Copy out every line of the listing below without changing anything.

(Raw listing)
++++++
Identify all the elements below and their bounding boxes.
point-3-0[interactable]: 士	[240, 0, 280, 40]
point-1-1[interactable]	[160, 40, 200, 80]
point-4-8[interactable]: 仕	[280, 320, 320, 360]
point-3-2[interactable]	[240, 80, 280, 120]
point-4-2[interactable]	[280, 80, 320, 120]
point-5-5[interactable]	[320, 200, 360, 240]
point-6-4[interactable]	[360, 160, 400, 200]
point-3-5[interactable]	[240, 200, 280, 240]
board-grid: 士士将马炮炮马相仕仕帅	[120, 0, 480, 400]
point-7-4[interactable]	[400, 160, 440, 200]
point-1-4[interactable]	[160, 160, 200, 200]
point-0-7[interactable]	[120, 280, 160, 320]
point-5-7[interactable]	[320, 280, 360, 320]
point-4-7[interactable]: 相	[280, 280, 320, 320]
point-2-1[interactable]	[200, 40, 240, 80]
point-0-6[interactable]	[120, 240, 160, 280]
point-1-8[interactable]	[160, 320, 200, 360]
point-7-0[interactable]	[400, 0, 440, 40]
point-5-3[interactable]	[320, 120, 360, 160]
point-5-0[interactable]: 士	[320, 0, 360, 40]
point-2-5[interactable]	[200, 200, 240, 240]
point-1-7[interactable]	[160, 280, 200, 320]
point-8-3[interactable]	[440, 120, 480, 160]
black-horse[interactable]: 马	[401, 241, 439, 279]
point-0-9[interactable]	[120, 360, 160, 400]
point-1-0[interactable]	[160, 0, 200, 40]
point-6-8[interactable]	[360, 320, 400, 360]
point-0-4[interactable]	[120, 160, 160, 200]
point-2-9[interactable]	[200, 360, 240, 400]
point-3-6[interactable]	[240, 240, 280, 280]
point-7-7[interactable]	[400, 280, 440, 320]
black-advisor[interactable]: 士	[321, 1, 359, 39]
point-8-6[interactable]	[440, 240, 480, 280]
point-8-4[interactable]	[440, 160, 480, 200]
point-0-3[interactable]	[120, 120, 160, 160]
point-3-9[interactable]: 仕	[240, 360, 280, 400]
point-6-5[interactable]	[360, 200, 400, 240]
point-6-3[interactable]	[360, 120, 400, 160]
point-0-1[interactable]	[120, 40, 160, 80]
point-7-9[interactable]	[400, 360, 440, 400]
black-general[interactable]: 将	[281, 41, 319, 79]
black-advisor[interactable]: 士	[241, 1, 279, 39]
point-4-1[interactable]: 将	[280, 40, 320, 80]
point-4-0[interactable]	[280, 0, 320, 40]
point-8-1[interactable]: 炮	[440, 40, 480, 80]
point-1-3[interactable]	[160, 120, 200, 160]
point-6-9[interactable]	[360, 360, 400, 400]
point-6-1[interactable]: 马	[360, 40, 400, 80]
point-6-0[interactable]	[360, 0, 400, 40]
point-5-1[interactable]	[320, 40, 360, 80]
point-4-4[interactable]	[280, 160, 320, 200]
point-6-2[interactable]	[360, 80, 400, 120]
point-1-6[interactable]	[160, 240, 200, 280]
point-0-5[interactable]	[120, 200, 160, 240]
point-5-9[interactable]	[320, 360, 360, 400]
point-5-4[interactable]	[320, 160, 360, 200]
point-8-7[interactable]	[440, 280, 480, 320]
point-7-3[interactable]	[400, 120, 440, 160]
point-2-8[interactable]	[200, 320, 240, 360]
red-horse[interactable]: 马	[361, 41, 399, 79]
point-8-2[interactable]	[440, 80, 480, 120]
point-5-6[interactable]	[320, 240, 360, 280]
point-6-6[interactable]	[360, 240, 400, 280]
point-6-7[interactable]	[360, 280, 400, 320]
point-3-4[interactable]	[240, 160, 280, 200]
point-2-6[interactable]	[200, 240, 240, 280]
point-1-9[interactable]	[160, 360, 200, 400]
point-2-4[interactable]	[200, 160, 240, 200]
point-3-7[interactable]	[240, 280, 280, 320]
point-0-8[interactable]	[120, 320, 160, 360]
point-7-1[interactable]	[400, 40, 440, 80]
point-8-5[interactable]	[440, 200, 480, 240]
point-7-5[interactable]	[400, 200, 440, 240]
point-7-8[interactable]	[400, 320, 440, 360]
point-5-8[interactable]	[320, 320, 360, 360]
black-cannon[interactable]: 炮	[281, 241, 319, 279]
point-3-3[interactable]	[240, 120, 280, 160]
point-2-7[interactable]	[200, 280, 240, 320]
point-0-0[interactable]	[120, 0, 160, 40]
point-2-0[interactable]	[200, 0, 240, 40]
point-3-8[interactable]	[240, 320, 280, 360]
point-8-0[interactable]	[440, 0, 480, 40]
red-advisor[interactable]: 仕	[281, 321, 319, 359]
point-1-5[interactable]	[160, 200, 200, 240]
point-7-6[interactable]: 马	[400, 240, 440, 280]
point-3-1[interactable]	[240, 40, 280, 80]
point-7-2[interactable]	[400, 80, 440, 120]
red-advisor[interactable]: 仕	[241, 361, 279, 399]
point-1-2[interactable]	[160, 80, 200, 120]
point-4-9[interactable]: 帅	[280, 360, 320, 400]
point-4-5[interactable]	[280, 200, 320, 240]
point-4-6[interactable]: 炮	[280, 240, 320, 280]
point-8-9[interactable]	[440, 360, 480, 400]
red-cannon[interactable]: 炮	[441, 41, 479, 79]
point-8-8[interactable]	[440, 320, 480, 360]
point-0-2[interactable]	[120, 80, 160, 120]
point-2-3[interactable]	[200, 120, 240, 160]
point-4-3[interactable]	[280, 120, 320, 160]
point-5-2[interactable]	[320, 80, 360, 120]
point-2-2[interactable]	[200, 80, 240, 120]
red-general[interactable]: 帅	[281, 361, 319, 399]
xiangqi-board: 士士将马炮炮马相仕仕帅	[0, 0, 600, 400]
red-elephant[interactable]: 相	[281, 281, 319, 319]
++++++
Answer to the task:
Identify all the elements below and their bounding boxes.
point-3-0[interactable]: 士	[240, 0, 280, 40]
point-1-1[interactable]	[160, 40, 200, 80]
point-4-8[interactable]: 仕	[280, 320, 320, 360]
point-3-2[interactable]	[240, 80, 280, 120]
point-4-2[interactable]	[280, 80, 320, 120]
point-5-5[interactable]	[320, 200, 360, 240]
point-6-4[interactable]	[360, 160, 400, 200]
point-3-5[interactable]	[240, 200, 280, 240]
board-grid: 士士将马炮炮马相仕仕帅	[120, 0, 480, 400]
point-7-4[interactable]	[400, 160, 440, 200]
point-1-4[interactable]	[160, 160, 200, 200]
point-0-7[interactable]	[120, 280, 160, 320]
point-5-7[interactable]	[320, 280, 360, 320]
point-4-7[interactable]: 相	[280, 280, 320, 320]
point-2-1[interactable]	[200, 40, 240, 80]
point-0-6[interactable]	[120, 240, 160, 280]
point-1-8[interactable]	[160, 320, 200, 360]
point-7-0[interactable]	[400, 0, 440, 40]
point-5-3[interactable]	[320, 120, 360, 160]
point-5-0[interactable]: 士	[320, 0, 360, 40]
point-2-5[interactable]	[200, 200, 240, 240]
point-1-7[interactable]	[160, 280, 200, 320]
point-8-3[interactable]	[440, 120, 480, 160]
black-horse[interactable]: 马	[401, 241, 439, 279]
point-0-9[interactable]	[120, 360, 160, 400]
point-1-0[interactable]	[160, 0, 200, 40]
point-6-8[interactable]	[360, 320, 400, 360]
point-0-4[interactable]	[120, 160, 160, 200]
point-2-9[interactable]	[200, 360, 240, 400]
point-3-6[interactable]	[240, 240, 280, 280]
point-7-7[interactable]	[400, 280, 440, 320]
black-advisor[interactable]: 士	[321, 1, 359, 39]
point-8-6[interactable]	[440, 240, 480, 280]
point-8-4[interactable]	[440, 160, 480, 200]
point-0-3[interactable]	[120, 120, 160, 160]
point-3-9[interactable]: 仕	[240, 360, 280, 400]
point-6-5[interactable]	[360, 200, 400, 240]
point-6-3[interactable]	[360, 120, 400, 160]
point-0-1[interactable]	[120, 40, 160, 80]
point-7-9[interactable]	[400, 360, 440, 400]
black-general[interactable]: 将	[281, 41, 319, 79]
black-advisor[interactable]: 士	[241, 1, 279, 39]
point-4-1[interactable]: 将	[280, 40, 320, 80]
point-4-0[interactable]	[280, 0, 320, 40]
point-8-1[interactable]: 炮	[440, 40, 480, 80]
point-1-3[interactable]	[160, 120, 200, 160]
point-6-9[interactable]	[360, 360, 400, 400]
point-6-1[interactable]: 马	[360, 40, 400, 80]
point-6-0[interactable]	[360, 0, 400, 40]
point-5-1[interactable]	[320, 40, 360, 80]
point-4-4[interactable]	[280, 160, 320, 200]
point-6-2[interactable]	[360, 80, 400, 120]
point-1-6[interactable]	[160, 240, 200, 280]
point-0-5[interactable]	[120, 200, 160, 240]
point-5-9[interactable]	[320, 360, 360, 400]
point-5-4[interactable]	[320, 160, 360, 200]
point-8-7[interactable]	[440, 280, 480, 320]
point-7-3[interactable]	[400, 120, 440, 160]
point-2-8[interactable]	[200, 320, 240, 360]
red-horse[interactable]: 马	[361, 41, 399, 79]
point-8-2[interactable]	[440, 80, 480, 120]
point-5-6[interactable]	[320, 240, 360, 280]
point-6-6[interactable]	[360, 240, 400, 280]
point-6-7[interactable]	[360, 280, 400, 320]
point-3-4[interactable]	[240, 160, 280, 200]
point-2-6[interactable]	[200, 240, 240, 280]
point-1-9[interactable]	[160, 360, 200, 400]
point-2-4[interactable]	[200, 160, 240, 200]
point-3-7[interactable]	[240, 280, 280, 320]
point-0-8[interactable]	[120, 320, 160, 360]
point-7-1[interactable]	[400, 40, 440, 80]
point-8-5[interactable]	[440, 200, 480, 240]
point-7-5[interactable]	[400, 200, 440, 240]
point-7-8[interactable]	[400, 320, 440, 360]
point-5-8[interactable]	[320, 320, 360, 360]
black-cannon[interactable]: 炮	[281, 241, 319, 279]
point-3-3[interactable]	[240, 120, 280, 160]
point-2-7[interactable]	[200, 280, 240, 320]
point-0-0[interactable]	[120, 0, 160, 40]
point-2-0[interactable]	[200, 0, 240, 40]
point-3-8[interactable]	[240, 320, 280, 360]
point-8-0[interactable]	[440, 0, 480, 40]
red-advisor[interactable]: 仕	[281, 321, 319, 359]
point-1-5[interactable]	[160, 200, 200, 240]
point-7-6[interactable]: 马	[400, 240, 440, 280]
point-3-1[interactable]	[240, 40, 280, 80]
point-7-2[interactable]	[400, 80, 440, 120]
red-advisor[interactable]: 仕	[241, 361, 279, 399]
point-1-2[interactable]	[160, 80, 200, 120]
point-4-9[interactable]: 帅	[280, 360, 320, 400]
point-4-5[interactable]	[280, 200, 320, 240]
point-4-6[interactable]: 炮	[280, 240, 320, 280]
point-8-9[interactable]	[440, 360, 480, 400]
red-cannon[interactable]: 炮	[441, 41, 479, 79]
point-8-8[interactable]	[440, 320, 480, 360]
point-0-2[interactable]	[120, 80, 160, 120]
point-2-3[interactable]	[200, 120, 240, 160]
point-4-3[interactable]	[280, 120, 320, 160]
point-5-2[interactable]	[320, 80, 360, 120]
point-2-2[interactable]	[200, 80, 240, 120]
red-general[interactable]: 帅	[281, 361, 319, 399]
xiangqi-board: 士士将马炮炮马相仕仕帅	[0, 0, 600, 400]
red-elephant[interactable]: 相	[281, 281, 319, 319]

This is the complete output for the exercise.